## START DATA
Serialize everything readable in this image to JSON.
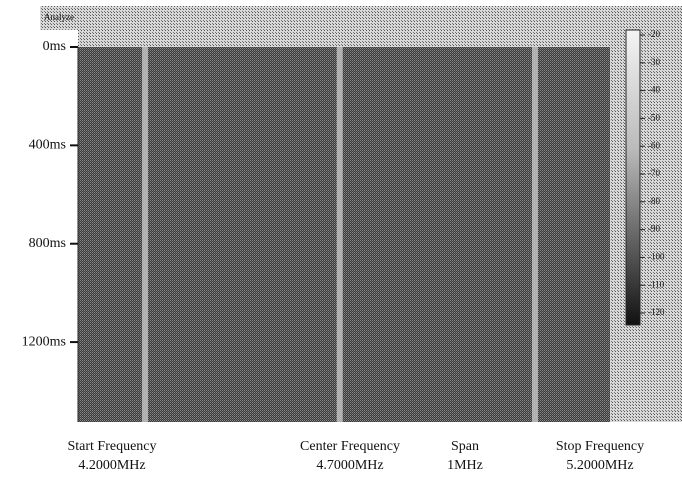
{
  "chart_data": {
    "type": "spectrogram",
    "title": "Analyze",
    "ylim": [
      0,
      1525
    ],
    "yticks": [
      {
        "value": 0,
        "label": "0ms"
      },
      {
        "value": 400,
        "label": "400ms"
      },
      {
        "value": 800,
        "label": "800ms"
      },
      {
        "value": 1200,
        "label": "1200ms"
      }
    ],
    "xlim": [
      4.2,
      5.2
    ],
    "signals": [
      4.326,
      4.692,
      5.059
    ],
    "zlim": [
      -20,
      -120
    ],
    "zticks": [
      -20,
      -30,
      -40,
      -50,
      -60,
      -70,
      -80,
      -90,
      -100,
      -110,
      -120
    ],
    "footer": [
      {
        "title": "Start Frequency",
        "value": "4.2000MHz"
      },
      {
        "title": "Center Frequency",
        "value": "4.7000MHz"
      },
      {
        "title": "Span",
        "value": "1MHz"
      },
      {
        "title": "Stop Frequency",
        "value": "5.2000MHz"
      }
    ]
  }
}
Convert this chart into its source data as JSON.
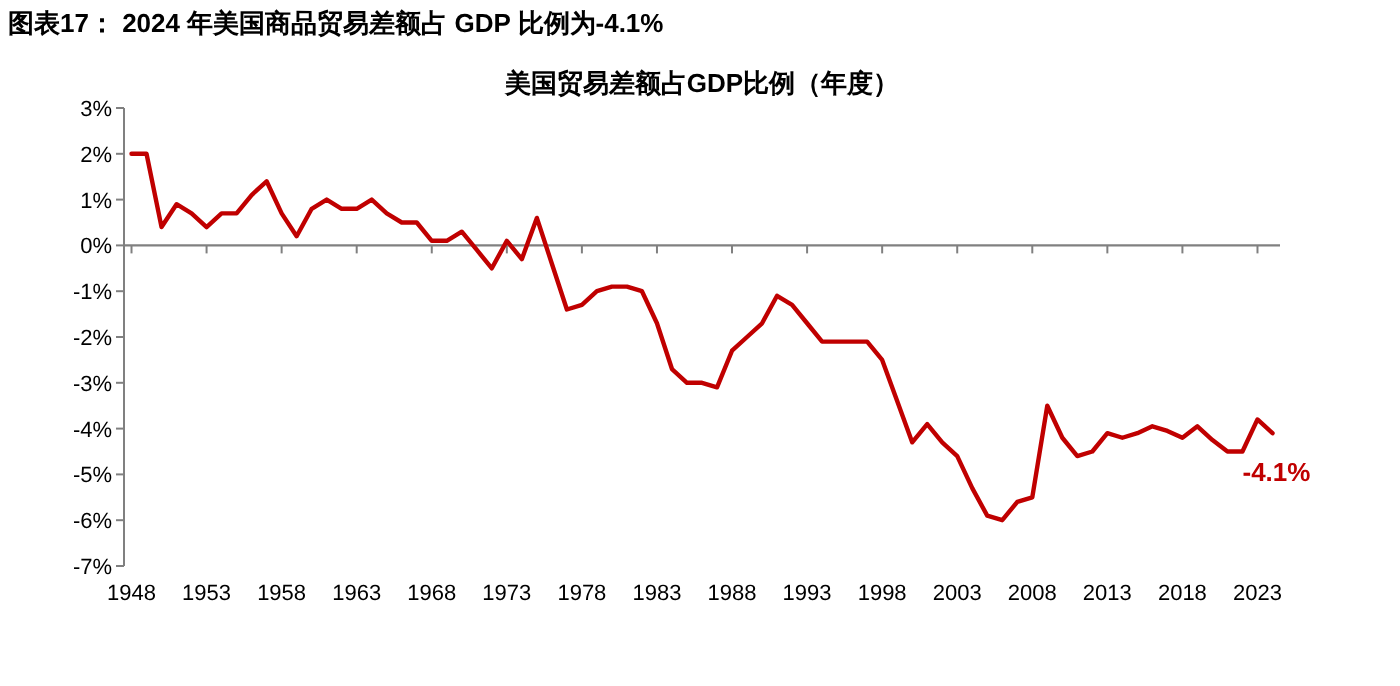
{
  "chart_data": {
    "type": "line",
    "title": "图表17：  2024 年美国商品贸易差额占 GDP 比例为-4.1%",
    "subtitle": "美国贸易差额占GDP比例（年度）",
    "x": [
      1948,
      1949,
      1950,
      1951,
      1952,
      1953,
      1954,
      1955,
      1956,
      1957,
      1958,
      1959,
      1960,
      1961,
      1962,
      1963,
      1964,
      1965,
      1966,
      1967,
      1968,
      1969,
      1970,
      1971,
      1972,
      1973,
      1974,
      1975,
      1976,
      1977,
      1978,
      1979,
      1980,
      1981,
      1982,
      1983,
      1984,
      1985,
      1986,
      1987,
      1988,
      1989,
      1990,
      1991,
      1992,
      1993,
      1994,
      1995,
      1996,
      1997,
      1998,
      1999,
      2000,
      2001,
      2002,
      2003,
      2004,
      2005,
      2006,
      2007,
      2008,
      2009,
      2010,
      2011,
      2012,
      2013,
      2014,
      2015,
      2016,
      2017,
      2018,
      2019,
      2020,
      2021,
      2022,
      2023,
      2024
    ],
    "series": [
      {
        "color": "#c00000",
        "values": [
          2.0,
          2.0,
          0.4,
          0.9,
          0.7,
          0.4,
          0.7,
          0.7,
          1.1,
          1.4,
          0.7,
          0.2,
          0.8,
          1.0,
          0.8,
          0.8,
          1.0,
          0.7,
          0.5,
          0.5,
          0.1,
          0.1,
          0.3,
          -0.1,
          -0.5,
          0.1,
          -0.3,
          0.6,
          -0.4,
          -1.4,
          -1.3,
          -1.0,
          -0.9,
          -0.9,
          -1.0,
          -1.7,
          -2.7,
          -3.0,
          -3.0,
          -3.1,
          -2.3,
          -2.0,
          -1.7,
          -1.1,
          -1.3,
          -1.7,
          -2.1,
          -2.1,
          -2.1,
          -2.1,
          -2.5,
          -3.4,
          -4.3,
          -3.9,
          -4.3,
          -4.6,
          -5.3,
          -5.9,
          -6.0,
          -5.6,
          -5.5,
          -3.5,
          -4.2,
          -4.6,
          -4.5,
          -4.1,
          -4.2,
          -4.1,
          -3.95,
          -4.05,
          -4.2,
          -3.95,
          -4.25,
          -4.5,
          -4.5,
          -3.8,
          -4.1
        ]
      }
    ],
    "xlim": [
      1947.5,
      2024.5
    ],
    "xticks": [
      1948,
      1953,
      1958,
      1963,
      1968,
      1973,
      1978,
      1983,
      1988,
      1993,
      1998,
      2003,
      2008,
      2013,
      2018,
      2023
    ],
    "ylim": [
      -7,
      3
    ],
    "yticks": [
      {
        "value": 3,
        "label": "3%"
      },
      {
        "value": 2,
        "label": "2%"
      },
      {
        "value": 1,
        "label": "1%"
      },
      {
        "value": 0,
        "label": "0%"
      },
      {
        "value": -1,
        "label": "-1%"
      },
      {
        "value": -2,
        "label": "-2%"
      },
      {
        "value": -3,
        "label": "-3%"
      },
      {
        "value": -4,
        "label": "-4%"
      },
      {
        "value": -5,
        "label": "-5%"
      },
      {
        "value": -6,
        "label": "-6%"
      },
      {
        "value": -7,
        "label": "-7%"
      }
    ],
    "annotations": [
      {
        "text": "-4.1%",
        "x": 2024,
        "y": -4.1
      }
    ]
  }
}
## END DATA
• REQUIREMENT:
Return the entries unchanged, save for the pictures, which do not belong in the copy.

• EXERCISE SOLUTION:
Serialize everything readable in this image to JSON.
{
  "chart_data": {
    "type": "spectrogram",
    "title": "Analyze",
    "ylim": [
      0,
      1525
    ],
    "yticks": [
      {
        "value": 0,
        "label": "0ms"
      },
      {
        "value": 400,
        "label": "400ms"
      },
      {
        "value": 800,
        "label": "800ms"
      },
      {
        "value": 1200,
        "label": "1200ms"
      }
    ],
    "xlim": [
      4.2,
      5.2
    ],
    "signals": [
      4.326,
      4.692,
      5.059
    ],
    "zlim": [
      -20,
      -120
    ],
    "zticks": [
      -20,
      -30,
      -40,
      -50,
      -60,
      -70,
      -80,
      -90,
      -100,
      -110,
      -120
    ],
    "footer": [
      {
        "title": "Start Frequency",
        "value": "4.2000MHz"
      },
      {
        "title": "Center Frequency",
        "value": "4.7000MHz"
      },
      {
        "title": "Span",
        "value": "1MHz"
      },
      {
        "title": "Stop Frequency",
        "value": "5.2000MHz"
      }
    ]
  }
}
Convert this chart into its source data as JSON.
{
  "chart_data": {
    "type": "line",
    "title": "图表17：  2024 年美国商品贸易差额占 GDP 比例为-4.1%",
    "subtitle": "美国贸易差额占GDP比例（年度）",
    "x": [
      1948,
      1949,
      1950,
      1951,
      1952,
      1953,
      1954,
      1955,
      1956,
      1957,
      1958,
      1959,
      1960,
      1961,
      1962,
      1963,
      1964,
      1965,
      1966,
      1967,
      1968,
      1969,
      1970,
      1971,
      1972,
      1973,
      1974,
      1975,
      1976,
      1977,
      1978,
      1979,
      1980,
      1981,
      1982,
      1983,
      1984,
      1985,
      1986,
      1987,
      1988,
      1989,
      1990,
      1991,
      1992,
      1993,
      1994,
      1995,
      1996,
      1997,
      1998,
      1999,
      2000,
      2001,
      2002,
      2003,
      2004,
      2005,
      2006,
      2007,
      2008,
      2009,
      2010,
      2011,
      2012,
      2013,
      2014,
      2015,
      2016,
      2017,
      2018,
      2019,
      2020,
      2021,
      2022,
      2023,
      2024
    ],
    "series": [
      {
        "color": "#c00000",
        "values": [
          2.0,
          2.0,
          0.4,
          0.9,
          0.7,
          0.4,
          0.7,
          0.7,
          1.1,
          1.4,
          0.7,
          0.2,
          0.8,
          1.0,
          0.8,
          0.8,
          1.0,
          0.7,
          0.5,
          0.5,
          0.1,
          0.1,
          0.3,
          -0.1,
          -0.5,
          0.1,
          -0.3,
          0.6,
          -0.4,
          -1.4,
          -1.3,
          -1.0,
          -0.9,
          -0.9,
          -1.0,
          -1.7,
          -2.7,
          -3.0,
          -3.0,
          -3.1,
          -2.3,
          -2.0,
          -1.7,
          -1.1,
          -1.3,
          -1.7,
          -2.1,
          -2.1,
          -2.1,
          -2.1,
          -2.5,
          -3.4,
          -4.3,
          -3.9,
          -4.3,
          -4.6,
          -5.3,
          -5.9,
          -6.0,
          -5.6,
          -5.5,
          -3.5,
          -4.2,
          -4.6,
          -4.5,
          -4.1,
          -4.2,
          -4.1,
          -3.95,
          -4.05,
          -4.2,
          -3.95,
          -4.25,
          -4.5,
          -4.5,
          -3.8,
          -4.1
        ]
      }
    ],
    "xlim": [
      1947.5,
      2024.5
    ],
    "xticks": [
      1948,
      1953,
      1958,
      1963,
      1968,
      1973,
      1978,
      1983,
      1988,
      1993,
      1998,
      2003,
      2008,
      2013,
      2018,
      2023
    ],
    "ylim": [
      -7,
      3
    ],
    "yticks": [
      {
        "value": 3,
        "label": "3%"
      },
      {
        "value": 2,
        "label": "2%"
      },
      {
        "value": 1,
        "label": "1%"
      },
      {
        "value": 0,
        "label": "0%"
      },
      {
        "value": -1,
        "label": "-1%"
      },
      {
        "value": -2,
        "label": "-2%"
      },
      {
        "value": -3,
        "label": "-3%"
      },
      {
        "value": -4,
        "label": "-4%"
      },
      {
        "value": -5,
        "label": "-5%"
      },
      {
        "value": -6,
        "label": "-6%"
      },
      {
        "value": -7,
        "label": "-7%"
      }
    ],
    "annotations": [
      {
        "text": "-4.1%",
        "x": 2024,
        "y": -4.1
      }
    ]
  }
}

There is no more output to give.